[Saved entries]
⁂
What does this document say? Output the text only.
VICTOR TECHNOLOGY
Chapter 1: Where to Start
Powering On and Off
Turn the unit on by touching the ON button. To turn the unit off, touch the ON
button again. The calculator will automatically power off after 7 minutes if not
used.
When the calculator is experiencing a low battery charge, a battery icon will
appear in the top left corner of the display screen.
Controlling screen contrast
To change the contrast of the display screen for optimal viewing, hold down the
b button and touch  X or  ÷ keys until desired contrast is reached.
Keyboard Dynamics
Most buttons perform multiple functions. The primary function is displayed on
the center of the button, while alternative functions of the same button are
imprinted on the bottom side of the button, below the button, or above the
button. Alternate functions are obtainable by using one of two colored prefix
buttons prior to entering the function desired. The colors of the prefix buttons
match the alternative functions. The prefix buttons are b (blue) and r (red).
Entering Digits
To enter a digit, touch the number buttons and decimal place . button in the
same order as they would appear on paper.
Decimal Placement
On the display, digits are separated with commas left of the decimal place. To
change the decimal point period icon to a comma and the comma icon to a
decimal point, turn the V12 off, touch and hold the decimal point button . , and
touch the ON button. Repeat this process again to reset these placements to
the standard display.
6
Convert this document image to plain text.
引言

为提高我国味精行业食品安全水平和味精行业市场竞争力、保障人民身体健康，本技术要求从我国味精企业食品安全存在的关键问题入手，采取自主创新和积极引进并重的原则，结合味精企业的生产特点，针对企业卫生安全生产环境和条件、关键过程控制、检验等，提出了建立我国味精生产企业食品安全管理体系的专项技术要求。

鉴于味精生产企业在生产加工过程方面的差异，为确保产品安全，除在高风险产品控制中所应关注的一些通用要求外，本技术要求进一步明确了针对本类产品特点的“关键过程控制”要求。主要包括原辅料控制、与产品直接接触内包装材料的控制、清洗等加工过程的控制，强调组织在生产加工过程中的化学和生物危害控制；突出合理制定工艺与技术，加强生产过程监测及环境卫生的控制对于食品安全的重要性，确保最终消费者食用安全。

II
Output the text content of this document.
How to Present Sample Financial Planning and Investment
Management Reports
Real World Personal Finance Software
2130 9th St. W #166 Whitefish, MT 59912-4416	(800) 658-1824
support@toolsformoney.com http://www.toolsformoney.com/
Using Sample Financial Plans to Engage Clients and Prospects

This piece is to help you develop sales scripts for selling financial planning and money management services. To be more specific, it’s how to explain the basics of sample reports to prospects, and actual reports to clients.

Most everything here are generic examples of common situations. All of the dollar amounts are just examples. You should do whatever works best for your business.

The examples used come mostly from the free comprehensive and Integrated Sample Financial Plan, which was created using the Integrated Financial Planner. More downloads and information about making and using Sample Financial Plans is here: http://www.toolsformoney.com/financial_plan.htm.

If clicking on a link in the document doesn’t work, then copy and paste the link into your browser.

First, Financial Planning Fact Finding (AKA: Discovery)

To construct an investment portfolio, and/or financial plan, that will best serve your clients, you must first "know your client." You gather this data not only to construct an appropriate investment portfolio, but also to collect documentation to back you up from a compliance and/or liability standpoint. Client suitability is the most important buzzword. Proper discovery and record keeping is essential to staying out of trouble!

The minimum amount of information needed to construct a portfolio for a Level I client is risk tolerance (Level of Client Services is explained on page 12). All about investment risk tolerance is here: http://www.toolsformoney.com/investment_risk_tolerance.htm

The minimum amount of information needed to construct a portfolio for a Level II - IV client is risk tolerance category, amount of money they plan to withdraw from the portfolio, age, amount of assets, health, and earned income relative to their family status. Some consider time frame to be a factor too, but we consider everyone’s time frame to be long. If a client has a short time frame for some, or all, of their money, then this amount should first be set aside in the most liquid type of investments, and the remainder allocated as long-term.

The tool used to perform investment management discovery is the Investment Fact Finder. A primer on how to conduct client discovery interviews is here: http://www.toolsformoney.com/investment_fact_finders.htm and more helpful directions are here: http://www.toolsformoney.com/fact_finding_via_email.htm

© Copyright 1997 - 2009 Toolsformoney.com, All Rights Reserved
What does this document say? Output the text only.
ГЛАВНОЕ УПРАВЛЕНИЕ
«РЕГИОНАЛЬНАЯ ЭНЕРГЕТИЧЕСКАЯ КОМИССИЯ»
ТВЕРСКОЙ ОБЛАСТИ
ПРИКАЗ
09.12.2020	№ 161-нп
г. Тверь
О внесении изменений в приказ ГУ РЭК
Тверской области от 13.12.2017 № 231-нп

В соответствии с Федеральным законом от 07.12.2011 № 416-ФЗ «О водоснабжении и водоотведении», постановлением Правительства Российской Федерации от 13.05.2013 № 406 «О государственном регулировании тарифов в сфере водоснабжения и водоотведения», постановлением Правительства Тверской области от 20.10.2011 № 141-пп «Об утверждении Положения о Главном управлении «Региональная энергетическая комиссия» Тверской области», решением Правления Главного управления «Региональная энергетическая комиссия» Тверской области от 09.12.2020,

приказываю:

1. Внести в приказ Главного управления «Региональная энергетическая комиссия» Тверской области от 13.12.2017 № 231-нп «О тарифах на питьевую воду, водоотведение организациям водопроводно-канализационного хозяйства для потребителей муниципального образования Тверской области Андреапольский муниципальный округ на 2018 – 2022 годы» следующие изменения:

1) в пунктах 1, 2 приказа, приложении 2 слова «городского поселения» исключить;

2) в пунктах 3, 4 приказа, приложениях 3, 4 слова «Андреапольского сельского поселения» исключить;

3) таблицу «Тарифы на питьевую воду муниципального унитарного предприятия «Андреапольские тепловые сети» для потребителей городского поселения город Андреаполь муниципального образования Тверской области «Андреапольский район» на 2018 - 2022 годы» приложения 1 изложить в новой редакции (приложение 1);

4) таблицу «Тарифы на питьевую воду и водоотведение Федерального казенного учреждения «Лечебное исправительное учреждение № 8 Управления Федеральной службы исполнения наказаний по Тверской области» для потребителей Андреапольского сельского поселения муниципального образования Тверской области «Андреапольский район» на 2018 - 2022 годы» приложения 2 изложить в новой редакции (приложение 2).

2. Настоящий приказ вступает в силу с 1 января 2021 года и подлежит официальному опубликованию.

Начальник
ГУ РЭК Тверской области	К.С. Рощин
⁂
▶ **Do this**: Give the number of lines in the records that contain the string "change", and nothing besides.

▶ **Response**: 2